> **EXERCISE**
Repeat each record exactly. Any picture gets left out.
--- Start ---
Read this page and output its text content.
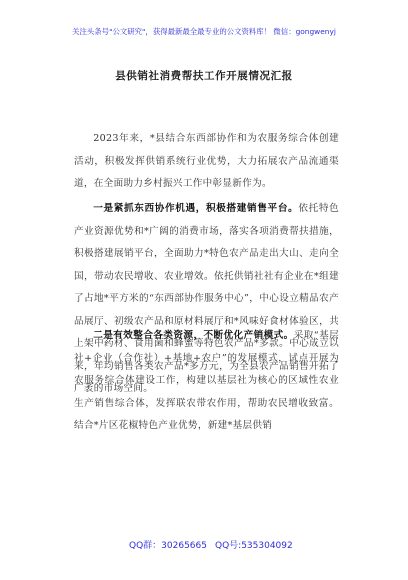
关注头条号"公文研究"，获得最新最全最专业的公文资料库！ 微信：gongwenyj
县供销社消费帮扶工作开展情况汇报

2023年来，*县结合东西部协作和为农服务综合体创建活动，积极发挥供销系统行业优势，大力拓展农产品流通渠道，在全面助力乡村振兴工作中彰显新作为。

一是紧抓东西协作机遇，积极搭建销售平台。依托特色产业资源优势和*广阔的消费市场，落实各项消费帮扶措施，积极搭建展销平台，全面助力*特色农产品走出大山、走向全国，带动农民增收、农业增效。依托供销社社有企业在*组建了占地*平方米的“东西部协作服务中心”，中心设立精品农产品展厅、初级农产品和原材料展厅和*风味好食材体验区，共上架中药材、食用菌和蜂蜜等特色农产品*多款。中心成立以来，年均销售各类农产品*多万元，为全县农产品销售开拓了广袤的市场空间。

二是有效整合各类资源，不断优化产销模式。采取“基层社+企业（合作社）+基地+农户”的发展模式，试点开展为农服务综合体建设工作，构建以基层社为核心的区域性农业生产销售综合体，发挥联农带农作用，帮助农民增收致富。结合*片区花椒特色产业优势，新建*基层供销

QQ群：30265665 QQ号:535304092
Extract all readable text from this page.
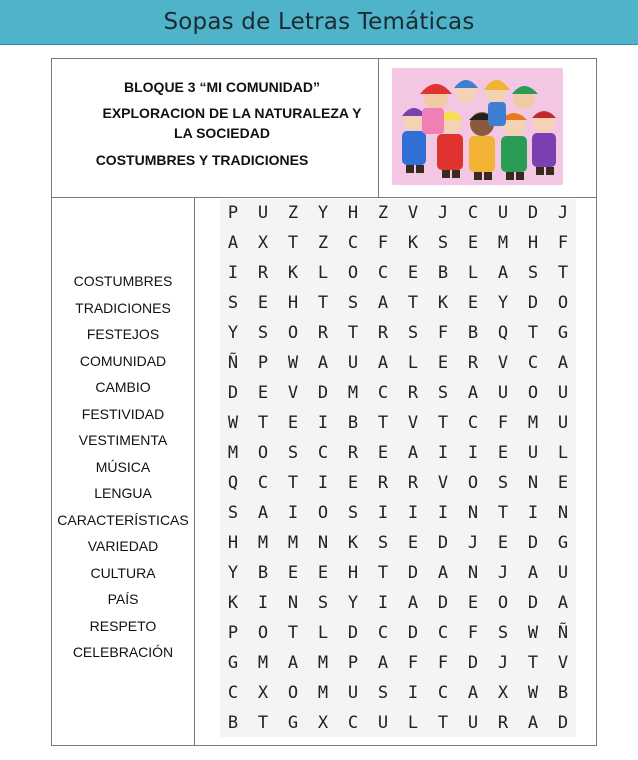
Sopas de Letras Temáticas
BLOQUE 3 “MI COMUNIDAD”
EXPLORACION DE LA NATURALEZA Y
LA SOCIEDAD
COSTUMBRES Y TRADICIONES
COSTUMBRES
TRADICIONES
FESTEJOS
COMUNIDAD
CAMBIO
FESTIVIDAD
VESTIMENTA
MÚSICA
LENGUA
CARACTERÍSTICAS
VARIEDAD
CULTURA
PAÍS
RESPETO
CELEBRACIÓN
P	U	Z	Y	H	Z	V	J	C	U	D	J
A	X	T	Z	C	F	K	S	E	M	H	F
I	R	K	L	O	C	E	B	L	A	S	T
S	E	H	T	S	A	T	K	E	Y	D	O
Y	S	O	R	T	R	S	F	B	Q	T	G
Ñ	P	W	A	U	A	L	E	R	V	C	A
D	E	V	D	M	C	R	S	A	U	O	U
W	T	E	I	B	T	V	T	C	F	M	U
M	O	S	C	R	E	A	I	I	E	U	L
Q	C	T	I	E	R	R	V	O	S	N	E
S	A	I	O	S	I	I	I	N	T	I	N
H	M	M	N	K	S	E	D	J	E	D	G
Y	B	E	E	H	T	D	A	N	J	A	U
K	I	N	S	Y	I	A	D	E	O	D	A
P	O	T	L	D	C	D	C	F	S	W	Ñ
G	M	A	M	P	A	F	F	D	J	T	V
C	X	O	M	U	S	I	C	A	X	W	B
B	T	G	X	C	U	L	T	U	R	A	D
--- End ---
> **COMPLETE ANSWER**
Read this page and output its text content.
关注头条号"公文研究"，获得最新最全最专业的公文资料库！ 微信：gongwenyj
县供销社消费帮扶工作开展情况汇报

2023年来，*县结合东西部协作和为农服务综合体创建活动，积极发挥供销系统行业优势，大力拓展农产品流通渠道，在全面助力乡村振兴工作中彰显新作为。

一是紧抓东西协作机遇，积极搭建销售平台。依托特色产业资源优势和*广阔的消费市场，落实各项消费帮扶措施，积极搭建展销平台，全面助力*特色农产品走出大山、走向全国，带动农民增收、农业增效。依托供销社社有企业在*组建了占地*平方米的“东西部协作服务中心”，中心设立精品农产品展厅、初级农产品和原材料展厅和*风味好食材体验区，共上架中药材、食用菌和蜂蜜等特色农产品*多款。中心成立以来，年均销售各类农产品*多万元，为全县农产品销售开拓了广袤的市场空间。

二是有效整合各类资源，不断优化产销模式。采取“基层社+企业（合作社）+基地+农户”的发展模式，试点开展为农服务综合体建设工作，构建以基层社为核心的区域性农业生产销售综合体，发挥联农带农作用，帮助农民增收致富。结合*片区花椒特色产业优势，新建*基层供销

QQ群：30265665 QQ号:535304092
Extract all readable text from this page.
Sopas de Letras Temáticas
BLOQUE 3 “MI COMUNIDAD”
EXPLORACION DE LA NATURALEZA Y
LA SOCIEDAD
COSTUMBRES Y TRADICIONES
COSTUMBRES
TRADICIONES
FESTEJOS
COMUNIDAD
CAMBIO
FESTIVIDAD
VESTIMENTA
MÚSICA
LENGUA
CARACTERÍSTICAS
VARIEDAD
CULTURA
PAÍS
RESPETO
CELEBRACIÓN
P	U	Z	Y	H	Z	V	J	C	U	D	J
A	X	T	Z	C	F	K	S	E	M	H	F
I	R	K	L	O	C	E	B	L	A	S	T
S	E	H	T	S	A	T	K	E	Y	D	O
Y	S	O	R	T	R	S	F	B	Q	T	G
Ñ	P	W	A	U	A	L	E	R	V	C	A
D	E	V	D	M	C	R	S	A	U	O	U
W	T	E	I	B	T	V	T	C	F	M	U
M	O	S	C	R	E	A	I	I	E	U	L
Q	C	T	I	E	R	R	V	O	S	N	E
S	A	I	O	S	I	I	I	N	T	I	N
H	M	M	N	K	S	E	D	J	E	D	G
Y	B	E	E	H	T	D	A	N	J	A	U
K	I	N	S	Y	I	A	D	E	O	D	A
P	O	T	L	D	C	D	C	F	S	W	Ñ
G	M	A	M	P	A	F	F	D	J	T	V
C	X	O	M	U	S	I	C	A	X	W	B
B	T	G	X	C	U	L	T	U	R	A	D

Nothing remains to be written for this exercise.